**Short task**
Look over the entries that follow and work out how many lines contain "value". State the number only.
#### Materials provided
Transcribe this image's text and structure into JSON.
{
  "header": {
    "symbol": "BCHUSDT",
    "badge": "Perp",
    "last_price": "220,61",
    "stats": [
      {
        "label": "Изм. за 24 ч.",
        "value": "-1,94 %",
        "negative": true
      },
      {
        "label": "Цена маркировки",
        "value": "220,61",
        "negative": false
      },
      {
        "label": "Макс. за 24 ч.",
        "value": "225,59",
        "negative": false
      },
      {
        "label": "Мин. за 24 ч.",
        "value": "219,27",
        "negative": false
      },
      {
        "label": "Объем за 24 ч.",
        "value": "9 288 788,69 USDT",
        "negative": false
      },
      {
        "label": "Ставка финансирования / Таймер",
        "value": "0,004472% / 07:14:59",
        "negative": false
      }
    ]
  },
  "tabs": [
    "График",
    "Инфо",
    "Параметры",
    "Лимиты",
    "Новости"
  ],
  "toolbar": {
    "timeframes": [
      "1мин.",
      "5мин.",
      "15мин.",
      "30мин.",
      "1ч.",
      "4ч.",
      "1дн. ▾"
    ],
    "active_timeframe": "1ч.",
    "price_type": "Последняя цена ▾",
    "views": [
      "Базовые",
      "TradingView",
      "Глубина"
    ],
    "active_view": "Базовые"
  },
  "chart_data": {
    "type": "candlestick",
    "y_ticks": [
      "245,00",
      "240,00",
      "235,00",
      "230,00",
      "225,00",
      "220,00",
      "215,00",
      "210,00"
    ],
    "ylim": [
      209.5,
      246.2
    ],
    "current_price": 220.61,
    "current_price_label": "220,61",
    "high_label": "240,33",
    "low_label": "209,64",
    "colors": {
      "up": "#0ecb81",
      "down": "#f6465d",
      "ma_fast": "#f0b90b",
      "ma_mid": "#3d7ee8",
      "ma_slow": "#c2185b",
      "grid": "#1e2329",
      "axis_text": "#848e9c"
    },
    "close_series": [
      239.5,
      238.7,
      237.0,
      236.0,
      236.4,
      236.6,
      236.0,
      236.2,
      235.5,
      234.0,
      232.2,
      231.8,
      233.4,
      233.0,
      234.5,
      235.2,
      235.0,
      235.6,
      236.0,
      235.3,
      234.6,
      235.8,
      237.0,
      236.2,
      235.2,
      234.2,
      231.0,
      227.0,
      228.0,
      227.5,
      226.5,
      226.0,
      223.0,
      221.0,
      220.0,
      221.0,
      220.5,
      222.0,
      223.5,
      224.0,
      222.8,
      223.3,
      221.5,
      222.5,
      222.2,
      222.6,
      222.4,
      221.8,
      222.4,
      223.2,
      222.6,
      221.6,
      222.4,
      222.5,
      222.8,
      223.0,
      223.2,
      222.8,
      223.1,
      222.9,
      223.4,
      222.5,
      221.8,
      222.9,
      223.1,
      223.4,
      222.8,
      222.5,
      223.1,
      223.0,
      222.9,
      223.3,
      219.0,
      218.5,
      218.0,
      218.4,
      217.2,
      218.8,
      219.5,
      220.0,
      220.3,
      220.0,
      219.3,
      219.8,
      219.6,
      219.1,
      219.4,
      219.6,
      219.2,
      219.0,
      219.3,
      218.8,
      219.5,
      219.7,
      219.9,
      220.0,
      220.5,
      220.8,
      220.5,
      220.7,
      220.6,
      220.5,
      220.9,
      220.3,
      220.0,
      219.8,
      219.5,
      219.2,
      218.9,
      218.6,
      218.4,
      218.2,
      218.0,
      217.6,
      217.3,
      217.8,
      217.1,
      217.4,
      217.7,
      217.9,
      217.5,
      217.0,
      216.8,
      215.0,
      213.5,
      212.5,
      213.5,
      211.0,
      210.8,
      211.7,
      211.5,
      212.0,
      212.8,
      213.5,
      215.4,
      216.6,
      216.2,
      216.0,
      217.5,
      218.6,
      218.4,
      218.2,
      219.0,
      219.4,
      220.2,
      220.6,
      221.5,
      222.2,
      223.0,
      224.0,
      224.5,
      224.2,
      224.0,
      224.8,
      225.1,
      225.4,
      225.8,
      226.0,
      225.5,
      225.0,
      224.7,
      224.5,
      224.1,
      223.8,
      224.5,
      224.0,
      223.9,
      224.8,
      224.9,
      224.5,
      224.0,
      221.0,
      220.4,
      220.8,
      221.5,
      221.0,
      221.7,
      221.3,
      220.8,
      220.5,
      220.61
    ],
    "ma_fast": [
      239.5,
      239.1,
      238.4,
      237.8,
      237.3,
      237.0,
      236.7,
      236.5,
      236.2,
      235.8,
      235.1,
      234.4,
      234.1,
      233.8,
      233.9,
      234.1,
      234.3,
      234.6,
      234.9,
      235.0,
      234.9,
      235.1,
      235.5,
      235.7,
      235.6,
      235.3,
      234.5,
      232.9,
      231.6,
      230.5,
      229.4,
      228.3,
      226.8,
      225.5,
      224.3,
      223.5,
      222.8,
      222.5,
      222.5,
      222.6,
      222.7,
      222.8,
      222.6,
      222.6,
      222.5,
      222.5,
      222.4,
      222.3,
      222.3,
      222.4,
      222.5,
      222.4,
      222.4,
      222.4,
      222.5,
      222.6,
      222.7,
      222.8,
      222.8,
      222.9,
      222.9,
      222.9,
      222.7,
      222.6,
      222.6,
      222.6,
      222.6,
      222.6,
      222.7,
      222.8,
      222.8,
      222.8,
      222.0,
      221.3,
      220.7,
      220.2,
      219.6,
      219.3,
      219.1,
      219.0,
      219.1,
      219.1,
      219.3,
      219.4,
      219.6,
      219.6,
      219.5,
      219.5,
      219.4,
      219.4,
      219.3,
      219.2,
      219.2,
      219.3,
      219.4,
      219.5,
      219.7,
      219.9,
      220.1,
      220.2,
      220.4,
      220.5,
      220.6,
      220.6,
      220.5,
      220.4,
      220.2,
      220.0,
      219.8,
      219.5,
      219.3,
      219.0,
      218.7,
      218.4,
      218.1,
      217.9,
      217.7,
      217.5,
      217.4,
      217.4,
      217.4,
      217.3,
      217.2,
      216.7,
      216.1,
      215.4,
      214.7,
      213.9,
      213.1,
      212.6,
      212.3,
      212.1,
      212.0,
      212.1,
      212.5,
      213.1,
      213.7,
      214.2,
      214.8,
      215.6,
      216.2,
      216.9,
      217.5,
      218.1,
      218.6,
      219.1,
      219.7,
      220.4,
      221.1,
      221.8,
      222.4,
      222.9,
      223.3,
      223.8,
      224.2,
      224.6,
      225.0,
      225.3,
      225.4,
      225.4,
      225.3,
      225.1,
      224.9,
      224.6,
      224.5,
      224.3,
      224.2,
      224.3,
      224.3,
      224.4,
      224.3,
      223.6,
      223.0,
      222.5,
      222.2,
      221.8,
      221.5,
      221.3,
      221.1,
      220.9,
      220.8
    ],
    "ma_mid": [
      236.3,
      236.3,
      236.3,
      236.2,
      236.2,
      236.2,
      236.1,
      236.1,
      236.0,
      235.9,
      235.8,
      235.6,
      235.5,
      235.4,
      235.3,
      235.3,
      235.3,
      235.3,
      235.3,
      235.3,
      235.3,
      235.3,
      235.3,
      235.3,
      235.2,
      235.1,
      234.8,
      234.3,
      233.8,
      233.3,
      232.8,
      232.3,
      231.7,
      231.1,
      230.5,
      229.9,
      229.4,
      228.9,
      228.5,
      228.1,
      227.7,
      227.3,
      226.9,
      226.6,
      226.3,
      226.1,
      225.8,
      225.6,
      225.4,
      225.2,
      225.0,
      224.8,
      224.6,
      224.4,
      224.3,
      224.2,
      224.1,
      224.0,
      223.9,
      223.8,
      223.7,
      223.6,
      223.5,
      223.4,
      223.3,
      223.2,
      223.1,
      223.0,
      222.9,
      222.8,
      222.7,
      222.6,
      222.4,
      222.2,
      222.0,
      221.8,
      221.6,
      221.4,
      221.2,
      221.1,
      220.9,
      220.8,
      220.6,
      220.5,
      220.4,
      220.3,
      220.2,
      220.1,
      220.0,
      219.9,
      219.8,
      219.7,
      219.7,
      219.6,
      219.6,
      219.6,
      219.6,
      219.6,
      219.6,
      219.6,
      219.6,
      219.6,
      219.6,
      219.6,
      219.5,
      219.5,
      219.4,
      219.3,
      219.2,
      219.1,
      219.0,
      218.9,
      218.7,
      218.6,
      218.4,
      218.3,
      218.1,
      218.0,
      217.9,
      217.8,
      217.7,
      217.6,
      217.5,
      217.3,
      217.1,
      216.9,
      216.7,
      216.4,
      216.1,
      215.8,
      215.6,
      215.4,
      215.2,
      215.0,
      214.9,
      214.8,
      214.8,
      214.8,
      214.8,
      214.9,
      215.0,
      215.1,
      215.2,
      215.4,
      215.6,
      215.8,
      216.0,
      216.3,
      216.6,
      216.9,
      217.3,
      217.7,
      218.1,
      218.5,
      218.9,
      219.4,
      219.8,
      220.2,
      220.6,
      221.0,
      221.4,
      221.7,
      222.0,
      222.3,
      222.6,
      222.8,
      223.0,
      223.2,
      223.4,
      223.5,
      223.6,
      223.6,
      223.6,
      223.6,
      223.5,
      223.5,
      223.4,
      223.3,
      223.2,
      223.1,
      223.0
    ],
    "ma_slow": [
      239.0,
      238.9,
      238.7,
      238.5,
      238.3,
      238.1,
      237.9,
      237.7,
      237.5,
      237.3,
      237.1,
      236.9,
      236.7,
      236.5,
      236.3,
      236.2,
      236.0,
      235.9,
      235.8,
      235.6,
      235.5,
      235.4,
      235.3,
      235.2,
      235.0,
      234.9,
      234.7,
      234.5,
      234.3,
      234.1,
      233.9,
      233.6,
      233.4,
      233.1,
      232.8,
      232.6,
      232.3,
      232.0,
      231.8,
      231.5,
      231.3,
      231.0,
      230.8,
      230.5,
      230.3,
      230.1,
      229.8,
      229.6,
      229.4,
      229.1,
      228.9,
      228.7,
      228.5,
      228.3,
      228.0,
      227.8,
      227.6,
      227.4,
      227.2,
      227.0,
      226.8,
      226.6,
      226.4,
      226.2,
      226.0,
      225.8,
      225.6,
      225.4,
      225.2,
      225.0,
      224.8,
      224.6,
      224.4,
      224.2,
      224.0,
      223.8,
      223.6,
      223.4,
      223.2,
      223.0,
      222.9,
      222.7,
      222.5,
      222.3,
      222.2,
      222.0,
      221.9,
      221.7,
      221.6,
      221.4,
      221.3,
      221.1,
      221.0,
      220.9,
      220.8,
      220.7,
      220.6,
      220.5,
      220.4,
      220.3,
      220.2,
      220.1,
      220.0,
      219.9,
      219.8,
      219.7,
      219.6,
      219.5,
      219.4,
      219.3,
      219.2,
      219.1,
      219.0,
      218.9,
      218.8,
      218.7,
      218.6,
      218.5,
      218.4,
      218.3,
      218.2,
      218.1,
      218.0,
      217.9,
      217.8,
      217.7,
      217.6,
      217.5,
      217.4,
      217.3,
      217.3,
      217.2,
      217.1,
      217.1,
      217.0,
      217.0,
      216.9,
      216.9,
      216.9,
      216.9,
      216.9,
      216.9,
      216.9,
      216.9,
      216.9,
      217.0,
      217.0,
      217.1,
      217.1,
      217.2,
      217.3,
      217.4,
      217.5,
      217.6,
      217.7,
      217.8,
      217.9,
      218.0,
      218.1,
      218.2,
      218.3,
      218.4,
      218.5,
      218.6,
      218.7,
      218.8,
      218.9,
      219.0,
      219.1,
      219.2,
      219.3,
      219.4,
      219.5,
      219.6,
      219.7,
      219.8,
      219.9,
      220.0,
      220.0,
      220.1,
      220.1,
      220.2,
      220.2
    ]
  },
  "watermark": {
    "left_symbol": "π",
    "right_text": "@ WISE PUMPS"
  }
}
########
**Written response**
6